• REQUIREMENT: Here are some records. Copy each one exactly.

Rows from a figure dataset

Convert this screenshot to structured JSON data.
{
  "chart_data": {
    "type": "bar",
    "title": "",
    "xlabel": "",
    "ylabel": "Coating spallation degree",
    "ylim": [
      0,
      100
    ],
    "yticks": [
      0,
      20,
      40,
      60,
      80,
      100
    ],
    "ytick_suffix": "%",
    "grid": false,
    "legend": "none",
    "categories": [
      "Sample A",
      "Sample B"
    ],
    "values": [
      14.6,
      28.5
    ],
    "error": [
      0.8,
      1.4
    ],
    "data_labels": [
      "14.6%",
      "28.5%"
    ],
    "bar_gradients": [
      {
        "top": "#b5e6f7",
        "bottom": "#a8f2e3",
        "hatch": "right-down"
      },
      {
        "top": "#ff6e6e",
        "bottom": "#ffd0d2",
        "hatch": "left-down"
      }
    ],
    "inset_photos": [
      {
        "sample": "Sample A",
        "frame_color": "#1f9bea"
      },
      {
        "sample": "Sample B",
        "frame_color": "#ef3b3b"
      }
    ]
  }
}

• THE COMPLETED TASK:
Convert this screenshot to structured JSON data.
{
  "chart_data": {
    "type": "bar",
    "title": "",
    "xlabel": "",
    "ylabel": "Coating spallation degree",
    "ylim": [
      0,
      100
    ],
    "yticks": [
      0,
      20,
      40,
      60,
      80,
      100
    ],
    "ytick_suffix": "%",
    "grid": false,
    "legend": "none",
    "categories": [
      "Sample A",
      "Sample B"
    ],
    "values": [
      14.6,
      28.5
    ],
    "error": [
      0.8,
      1.4
    ],
    "data_labels": [
      "14.6%",
      "28.5%"
    ],
    "bar_gradients": [
      {
        "top": "#b5e6f7",
        "bottom": "#a8f2e3",
        "hatch": "right-down"
      },
      {
        "top": "#ff6e6e",
        "bottom": "#ffd0d2",
        "hatch": "left-down"
      }
    ],
    "inset_photos": [
      {
        "sample": "Sample A",
        "frame_color": "#1f9bea"
      },
      {
        "sample": "Sample B",
        "frame_color": "#ef3b3b"
      }
    ]
  }
}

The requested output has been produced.